▸ Aim
Scan the lines below for the word "ويقال". Copy each line you find it in.
┌─ Exercise materials
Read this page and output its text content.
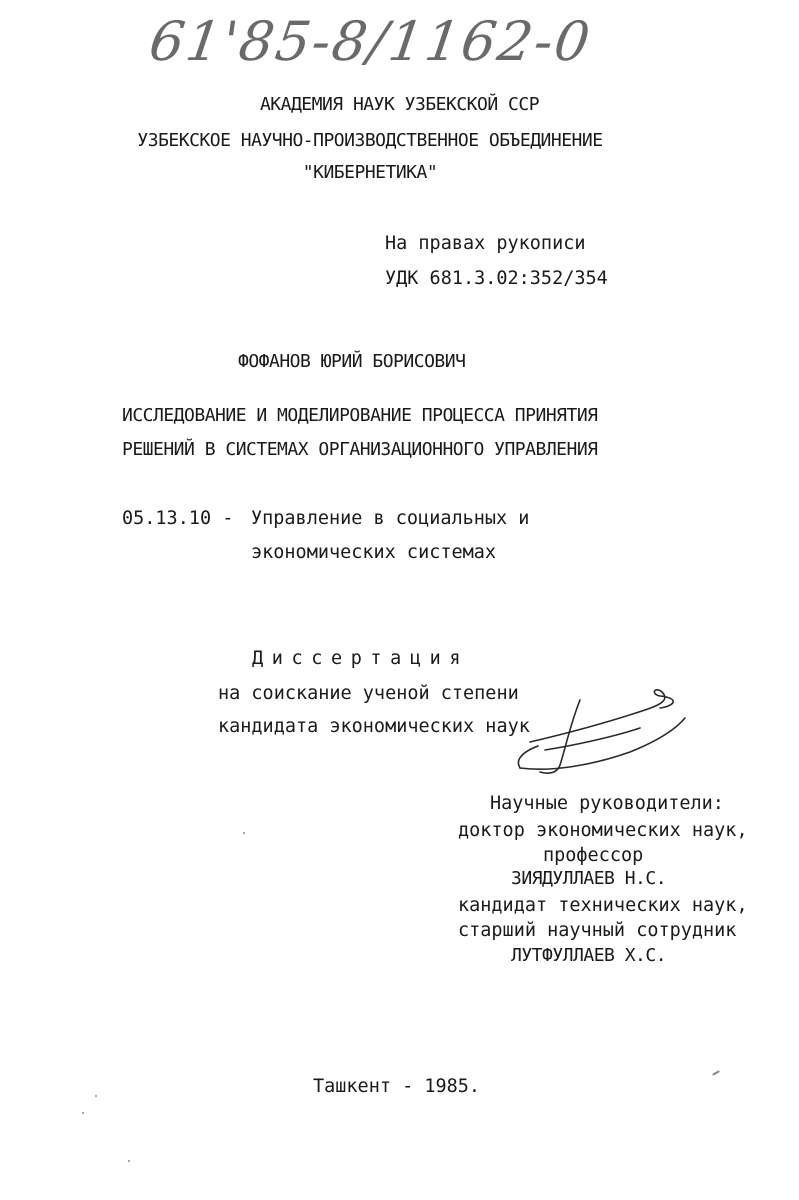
61'85-8/1162-0
АКАДЕМИЯ НАУК УЗБЕКСКОЙ ССР
УЗБЕКСКОЕ НАУЧНО-ПРОИЗВОДСТВЕННОЕ ОБЪЕДИНЕНИЕ
"КИБЕРНЕТИКА"
На правах рукописи
УДК 681.3.02:352/354
ФОФАНОВ ЮРИЙ БОРИСОВИЧ
ИССЛЕДОВАНИЕ И МОДЕЛИРОВАНИЕ ПРОЦЕССА ПРИНЯТИЯ
РЕШЕНИЙ В СИСТЕМАХ ОРГАНИЗАЦИОННОГО УПРАВЛЕНИЯ
05.13.10 - Управление в социальных и
экономических системах
Диссертация
на соискание ученой степени
кандидата экономических наук
Научные руководители:
доктор экономических наук,
профессор
ЗИЯДУЛЛАЕВ Н.С.
кандидат технических наук,
старший научный сотрудник
ЛУТФУЛЛАЕВ Х.С.
Ташкент - 1985.
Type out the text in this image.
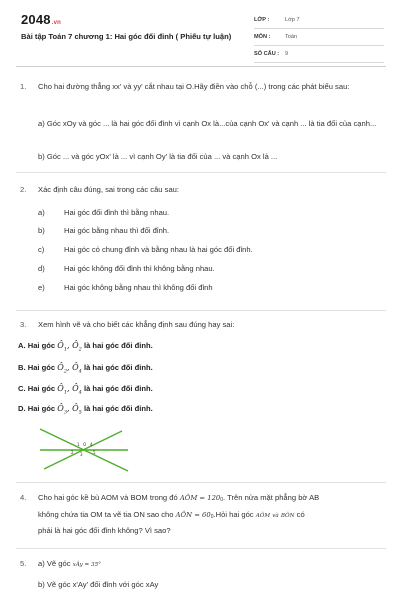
2048.vn
Bài tập Toán 7 chương 1: Hai góc đối đỉnh ( Phiếu tự luận)
LỚP :	Lớp 7
MÔN :	Toán
SỐ CÂU : 9
1. Cho hai đường thẳng xx' và yy' cắt nhau tại O.Hãy điền vào chỗ (...) trong các phát biểu sau:
a) Góc xOy và góc ... là hai góc đối đỉnh vì cạnh Ox là...của cạnh Ox' và cạnh ... là tia đối của cạnh...
b) Góc ... và góc yOx' là ... vì cạnh Oy' là tia đối của ... và cạnh Ox là ...
2. Xác định câu đúng, sai trong các câu sau:
a)	Hai góc đối đỉnh thì bằng nhau.
b)	Hai góc bằng nhau thì đối đỉnh.
c)	Hai góc có chung đỉnh và bằng nhau là hai góc đối đỉnh.
d)	Hai góc không đối đỉnh thì không bằng nhau.
e)	Hai góc không bằng nhau thì không đối đỉnh
3. Xem hình vẽ và cho biết các khẳng định sau đúng hay sai:
A. Hai góc $Ô_1$, $Ô_2$ là hai góc đối đỉnh.
B. Hai góc $Ô_2$, $Ô_4$ là hai góc đối đỉnh.
C. Hai góc $Ô_1$, $Ô_4$ là hai góc đối đỉnh.
D. Hai góc $Ô_3$, $Ô_5$ là hai góc đối đỉnh.
1 O 4
2 3	5
4. Cho hai góc kề bù AOM và BOM trong đó AÔM = $120_0$. Trên nửa mặt phẳng bờ AB
không chứa tia OM ta vẽ tia ON sao cho AÔN = $60_0.Hỏi$ hai góc AÔM và BÔN có
phải là hai góc đối đỉnh không? Vì sao?
5. a) Vẽ góc xÂy = 35°
b) Vẽ góc x'Ay' đối đỉnh với góc xAy
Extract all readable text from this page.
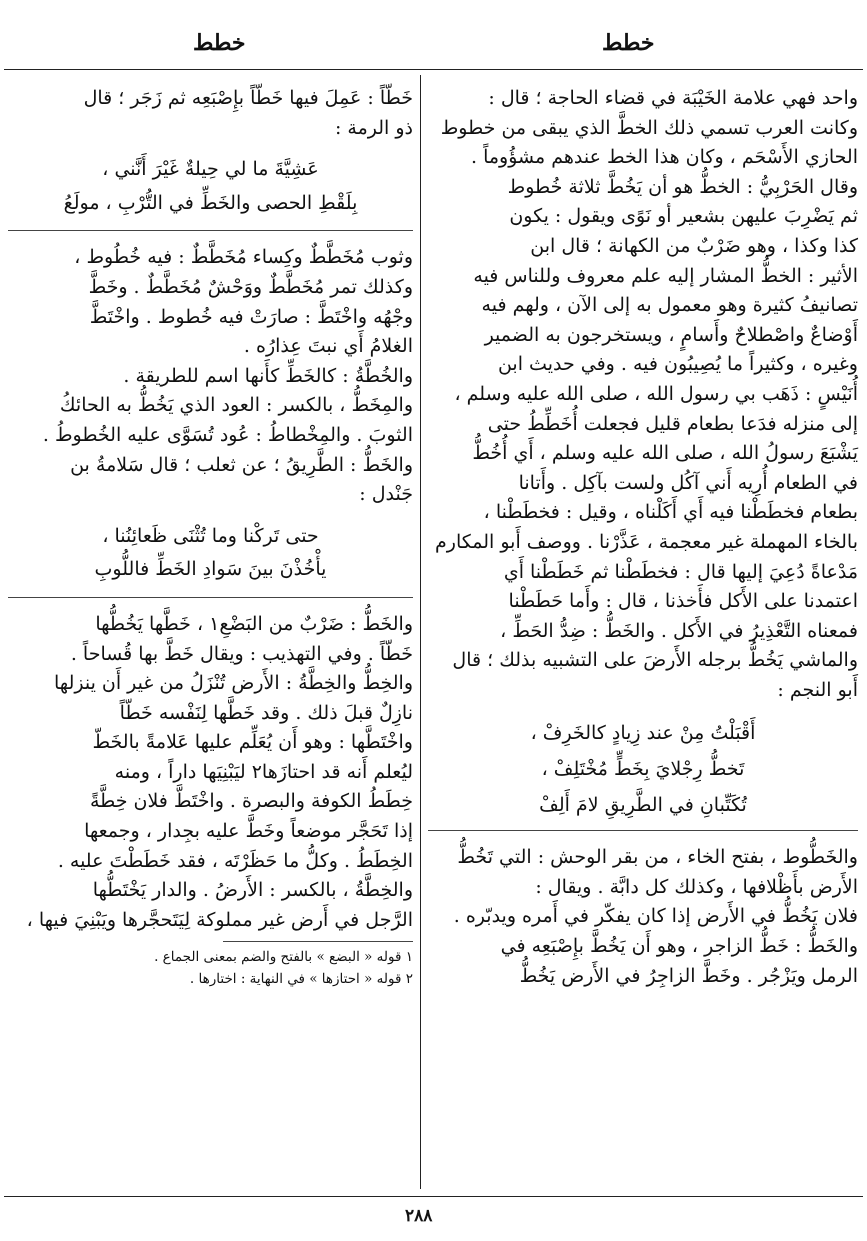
خطط
خطط

واحد فهي علامة الخَيْبَة في قضاء الحاجة ؛ قال :

وكانت العرب تسمي ذلك الخطَّ الذي يبقى من خطوط

الحازي الأَسْحَم ، وكان هذا الخط عندهم مشؤُوماً .

وقال الحَرْبِيُّ : الخطُّ هو أن يَخُطَّ ثلاثة خُطوط

ثم يَضْرِبَ عليهن بشعير أو نَوًى ويقول : يكون

كذا وكذا ، وهو ضَرْبٌ من الكهانة ؛ قال ابن

الأثير : الخطُّ المشار إليه علم معروف وللناس فيه

تصانيفُ كثيرة وهو معمول به إلى الآن ، ولهم فيه

أَوْضاعٌ واصْطلاحٌ وأَسامٍ ، ويستخرجون به الضمير

وغيره ، وكثيراً ما يُصِيبُون فيه . وفي حديث ابن

أُنَيْسٍ : ذَهَب بي رسول الله ، صلى الله عليه وسلم ،

إلى منزله فدَعا بطعام قليل فجعلت أُخَطِّطُ حتى

يَشْبَعَ رسولُ الله ، صلى الله عليه وسلم ، أَي أُخُطُّ

في الطعام أُرِيه أَني آكُل ولست بآكِل . وأَتانا

بطعام فخطَطْنا فيه أَي أَكَلْناه ، وقيل : فخطَطْنا ،

بالخاء المهملة غير معجمة ، عَذَّرْنا . ووصف أَبو المكارم

مَدْعاةً دُعِيَ إليها قال : فخطَطْنا ثم خَطَطْنا أَي

اعتمدنا على الأَكل فأَخذنا ، قال : وأَما حَطَطْنا

فمعناه التَّعْذِيرُ في الأَكل . والخَطُّ : ضِدُّ الحَطِّ ،

والماشي يَخُطُّ برجله الأَرضَ على التشبيه بذلك ؛ قال

أَبو النجم :

أَقْبَلْتُ مِنْ عند زِيادٍ كالخَرِفْ ،

تَخطُّ رِجْلايَ بِخَطٍّ مُخْتَلِفْ ،

تُكَتِّبانِ في الطَّرِيقِ لامَ أَلِفْ

والخَطُّوط ، بفتح الخاء ، من بقر الوحش : التي تَخُطُّ

الأَرض بأَظْلافها ، وكذلك كل دابَّة . ويقال :

فلان يَخُطُّ في الأَرض إذا كان يفكّر في أَمره ويدبّره .

والخَطُّ : خَطُّ الزاجر ، وهو أَن يَخُطَّ بإِصْبَعِه في

الرمل ويَزْجُر . وخَطَّ الزاجِرُ في الأَرض يَخُطُّ

خَطّاً : عَمِلَ فيها خَطّاً بإِصْبَعِه ثم زَجَر ؛ قال

ذو الرمة :

عَشِيَّةَ ما لي حِيلةٌ غَيْرَ أَنَّني ،

بِلَقْطِ الحصى والخَطِّ في التُّرْبِ ، مولَعُ

وثوب مُخَطَّطٌ وكِساء مُخَطَّطٌ : فيه خُطُوط ،

وكذلك تمر مُخَطَّطٌ ووَحْشٌ مُخَطَّطٌ . وخَطَّ

وجْهُه واخْتَطَّ : صارَتْ فيه خُطوط . واخْتَطَّ

الغلامُ أَي نبتَ عِذارُه .

والخُطَّةُ : كالخَطِّ كأَنها اسم للطريقة .

والمِخَطُّ ، بالكسر : العود الذي يَخُطُّ به الحائكُ

الثوبَ . والمِخْطاطُ : عُود تُسَوَّى عليه الخُطوطُ .

والخَطُّ : الطَّرِيقُ ؛ عن ثعلب ؛ قال سَلامةُ بن

جَنْدل :

حتى تَركْنا وما تُثْنَى ظَعائِنُنا ،

يأْخُذْنَ بينَ سَوادِ الخَطِّ فاللُّوبِ

والخَطُّ : ضَرْبٌ من البَضْعِ١ ، خَطَّها يَخُطُّها

خَطّاً . وفي التهذيب : ويقال خَطَّ بها قُساحاً .

والخِطُّ والخِطَّةُ : الأَرض تُنْزَلُ من غير أَن ينزلها

نازِلٌ قبلَ ذلك . وقد خَطَّها لِنَفْسه خَطّاً

واخْتَطَّها : وهو أَن يُعَلِّم عليها عَلامةً بالخَطّ

ليُعلم أَنه قد احتازَها٢ ليَبْنِيَها داراً ، ومنه

خِطَطُ الكوفة والبصرة . واخْتَطَّ فلان خِطَّةً

إذا تَحَجَّر موضعاً وخَطَّ عليه بجِدار ، وجمعها

الخِطَطُ . وكلُّ ما حَظَرْتَه ، فقد خَطَطْتَ عليه .

والخِطَّةُ ، بالكسر : الأَرضُ . والدار يَخْتَطُّها

الرَّجل في أَرض غير مملوكة لِيَتَحجَّرها ويَبْنِيَ فيها ،

١ قوله « البضع » بالفتح والضم بمعنى الجماع .

٢ قوله « احتازها » في النهاية : اختارها .

٢٨٨
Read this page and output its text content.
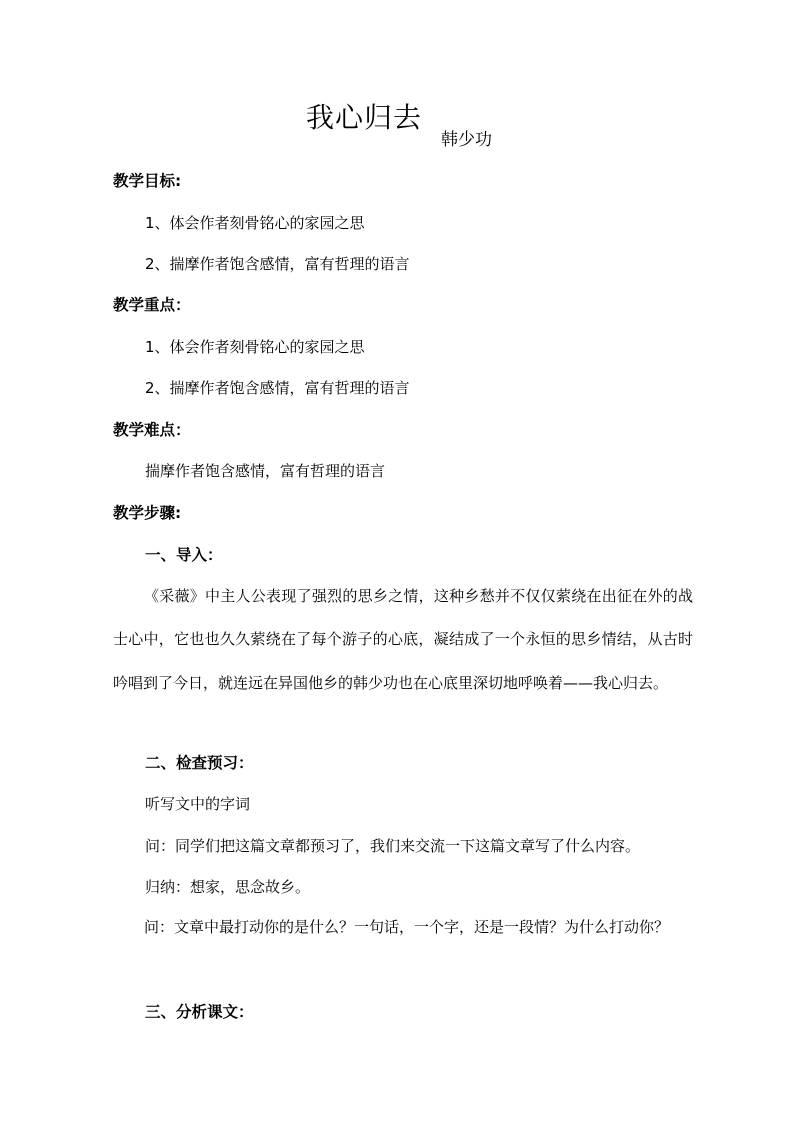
我心归去
韩少功
教学目标:
1、体会作者刻骨铭心的家园之思
2、揣摩作者饱含感情，富有哲理的语言
教学重点：
1、体会作者刻骨铭心的家园之思
2、揣摩作者饱含感情，富有哲理的语言
教学难点：
揣摩作者饱含感情，富有哲理的语言
教学步骤:
一、导入：
《采薇》中主人公表现了强烈的思乡之情，这种乡愁并不仅仅萦绕在出征在外的战士心中，它也也久久萦绕在了每个游子的心底，凝结成了一个永恒的思乡情结，从古时吟唱到了今日，就连远在异国他乡的韩少功也在心底里深切地呼唤着——我心归去。
二、检查预习：
听写文中的字词
问：同学们把这篇文章都预习了，我们来交流一下这篇文章写了什么内容。
归纳：想家，思念故乡。
问：文章中最打动你的是什么？一句话，一个字，还是一段情？为什么打动你？
三、分析课文：
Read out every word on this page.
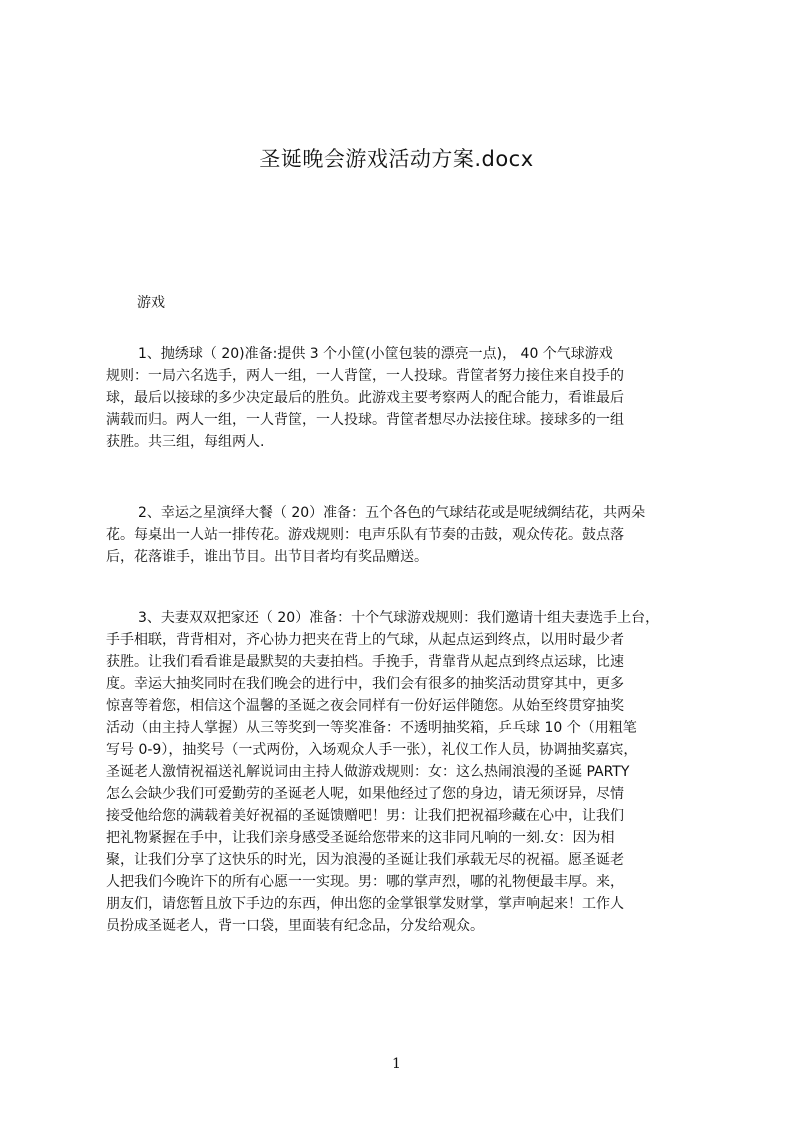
圣诞晚会游戏活动方案.docx
游戏
1、抛绣球（ 20)准备:提供 3 个小筐(小筐包装的漂亮一点)， 40 个气球游戏
规则：一局六名选手，两人一组，一人背筐，一人投球。背筐者努力接住来自投手的
球，最后以接球的多少决定最后的胜负。此游戏主要考察两人的配合能力，看谁最后
满载而归。两人一组，一人背筐，一人投球。背筐者想尽办法接住球。接球多的一组
获胜。共三组，每组两人.
2、幸运之星演绎大餐（ 20）准备：五个各色的气球结花或是呢绒绸结花，共两朵
花。每桌出一人站一排传花。游戏规则：电声乐队有节奏的击鼓，观众传花。鼓点落
后，花落谁手，谁出节目。出节目者均有奖品赠送。
3、夫妻双双把家还（ 20）准备：十个气球游戏规则：我们邀请十组夫妻选手上台，
手手相联，背背相对，齐心协力把夹在背上的气球，从起点运到终点，以用时最少者
获胜。让我们看看谁是最默契的夫妻拍档。手挽手，背靠背从起点到终点运球，比速
度。幸运大抽奖同时在我们晚会的进行中，我们会有很多的抽奖活动贯穿其中，更多
惊喜等着您，相信这个温馨的圣诞之夜会同样有一份好运伴随您。从始至终贯穿抽奖
活动（由主持人掌握）从三等奖到一等奖准备：不透明抽奖箱，乒乓球 10 个（用粗笔
写号 0-9），抽奖号（一式两份，入场观众人手一张），礼仪工作人员，协调抽奖嘉宾，
圣诞老人激情祝福送礼解说词由主持人做游戏规则：女：这么热闹浪漫的圣诞 PARTY
怎么会缺少我们可爱勤劳的圣诞老人呢，如果他经过了您的身边，请无须讶异，尽情
接受他给您的满载着美好祝福的圣诞馈赠吧！男：让我们把祝福珍藏在心中，让我们
把礼物紧握在手中，让我们亲身感受圣诞给您带来的这非同凡响的一刻.女：因为相
聚，让我们分享了这快乐的时光，因为浪漫的圣诞让我们承载无尽的祝福。愿圣诞老
人把我们今晚许下的所有心愿一一实现。男：哪的掌声烈，哪的礼物便最丰厚。来，
朋友们，请您暂且放下手边的东西，伸出您的金掌银掌发财掌，掌声响起来！工作人
员扮成圣诞老人，背一口袋，里面装有纪念品，分发给观众。
1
└─
▸ Final answer
الأَرض بأَظْلافها ، وكذلك كل دابَّة . ويقال :
خَطّاً . وفي التهذيب : ويقال خَطَّ بها قُساحاً .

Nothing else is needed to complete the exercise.